▶
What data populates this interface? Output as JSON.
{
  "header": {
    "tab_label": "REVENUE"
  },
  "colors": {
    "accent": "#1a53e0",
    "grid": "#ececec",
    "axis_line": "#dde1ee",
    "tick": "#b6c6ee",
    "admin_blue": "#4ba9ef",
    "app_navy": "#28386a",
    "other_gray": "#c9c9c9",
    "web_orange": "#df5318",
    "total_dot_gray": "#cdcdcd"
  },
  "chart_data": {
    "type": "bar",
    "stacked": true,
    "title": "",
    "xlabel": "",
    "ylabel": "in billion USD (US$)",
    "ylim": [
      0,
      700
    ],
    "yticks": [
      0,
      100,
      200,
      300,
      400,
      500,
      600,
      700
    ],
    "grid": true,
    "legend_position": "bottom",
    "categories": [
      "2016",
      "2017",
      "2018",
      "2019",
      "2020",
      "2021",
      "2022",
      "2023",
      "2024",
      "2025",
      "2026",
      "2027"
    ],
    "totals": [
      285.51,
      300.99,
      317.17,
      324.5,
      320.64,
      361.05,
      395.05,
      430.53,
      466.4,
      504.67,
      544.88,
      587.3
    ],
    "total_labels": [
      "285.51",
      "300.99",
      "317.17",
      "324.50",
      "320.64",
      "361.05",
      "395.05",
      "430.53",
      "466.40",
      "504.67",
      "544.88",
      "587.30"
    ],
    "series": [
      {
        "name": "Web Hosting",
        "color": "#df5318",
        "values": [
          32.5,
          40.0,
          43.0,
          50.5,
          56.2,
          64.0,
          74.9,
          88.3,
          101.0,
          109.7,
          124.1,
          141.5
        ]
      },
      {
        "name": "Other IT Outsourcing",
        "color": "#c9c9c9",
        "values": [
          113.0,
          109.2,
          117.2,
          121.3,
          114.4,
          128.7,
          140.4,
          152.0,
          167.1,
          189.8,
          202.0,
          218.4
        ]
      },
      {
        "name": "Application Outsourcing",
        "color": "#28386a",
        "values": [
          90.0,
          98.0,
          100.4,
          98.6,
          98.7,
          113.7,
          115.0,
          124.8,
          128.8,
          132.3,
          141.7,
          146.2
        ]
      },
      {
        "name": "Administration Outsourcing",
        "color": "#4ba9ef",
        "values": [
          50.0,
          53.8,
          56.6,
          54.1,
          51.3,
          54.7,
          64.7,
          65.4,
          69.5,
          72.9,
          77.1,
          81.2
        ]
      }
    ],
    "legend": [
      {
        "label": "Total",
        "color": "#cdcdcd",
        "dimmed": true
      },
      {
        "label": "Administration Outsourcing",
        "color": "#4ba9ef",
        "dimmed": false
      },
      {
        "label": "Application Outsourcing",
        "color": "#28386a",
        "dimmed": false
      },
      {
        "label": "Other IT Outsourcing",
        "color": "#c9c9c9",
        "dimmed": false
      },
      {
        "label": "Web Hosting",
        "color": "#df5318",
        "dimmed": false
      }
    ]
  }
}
◀
Directive: Restate the data above word for word, please.

Result of this exercise:
What data populates this interface? Output as JSON.
{
  "header": {
    "tab_label": "REVENUE"
  },
  "colors": {
    "accent": "#1a53e0",
    "grid": "#ececec",
    "axis_line": "#dde1ee",
    "tick": "#b6c6ee",
    "admin_blue": "#4ba9ef",
    "app_navy": "#28386a",
    "other_gray": "#c9c9c9",
    "web_orange": "#df5318",
    "total_dot_gray": "#cdcdcd"
  },
  "chart_data": {
    "type": "bar",
    "stacked": true,
    "title": "",
    "xlabel": "",
    "ylabel": "in billion USD (US$)",
    "ylim": [
      0,
      700
    ],
    "yticks": [
      0,
      100,
      200,
      300,
      400,
      500,
      600,
      700
    ],
    "grid": true,
    "legend_position": "bottom",
    "categories": [
      "2016",
      "2017",
      "2018",
      "2019",
      "2020",
      "2021",
      "2022",
      "2023",
      "2024",
      "2025",
      "2026",
      "2027"
    ],
    "totals": [
      285.51,
      300.99,
      317.17,
      324.5,
      320.64,
      361.05,
      395.05,
      430.53,
      466.4,
      504.67,
      544.88,
      587.3
    ],
    "total_labels": [
      "285.51",
      "300.99",
      "317.17",
      "324.50",
      "320.64",
      "361.05",
      "395.05",
      "430.53",
      "466.40",
      "504.67",
      "544.88",
      "587.30"
    ],
    "series": [
      {
        "name": "Web Hosting",
        "color": "#df5318",
        "values": [
          32.5,
          40.0,
          43.0,
          50.5,
          56.2,
          64.0,
          74.9,
          88.3,
          101.0,
          109.7,
          124.1,
          141.5
        ]
      },
      {
        "name": "Other IT Outsourcing",
        "color": "#c9c9c9",
        "values": [
          113.0,
          109.2,
          117.2,
          121.3,
          114.4,
          128.7,
          140.4,
          152.0,
          167.1,
          189.8,
          202.0,
          218.4
        ]
      },
      {
        "name": "Application Outsourcing",
        "color": "#28386a",
        "values": [
          90.0,
          98.0,
          100.4,
          98.6,
          98.7,
          113.7,
          115.0,
          124.8,
          128.8,
          132.3,
          141.7,
          146.2
        ]
      },
      {
        "name": "Administration Outsourcing",
        "color": "#4ba9ef",
        "values": [
          50.0,
          53.8,
          56.6,
          54.1,
          51.3,
          54.7,
          64.7,
          65.4,
          69.5,
          72.9,
          77.1,
          81.2
        ]
      }
    ],
    "legend": [
      {
        "label": "Total",
        "color": "#cdcdcd",
        "dimmed": true
      },
      {
        "label": "Administration Outsourcing",
        "color": "#4ba9ef",
        "dimmed": false
      },
      {
        "label": "Application Outsourcing",
        "color": "#28386a",
        "dimmed": false
      },
      {
        "label": "Other IT Outsourcing",
        "color": "#c9c9c9",
        "dimmed": false
      },
      {
        "label": "Web Hosting",
        "color": "#df5318",
        "dimmed": false
      }
    ]
  }
}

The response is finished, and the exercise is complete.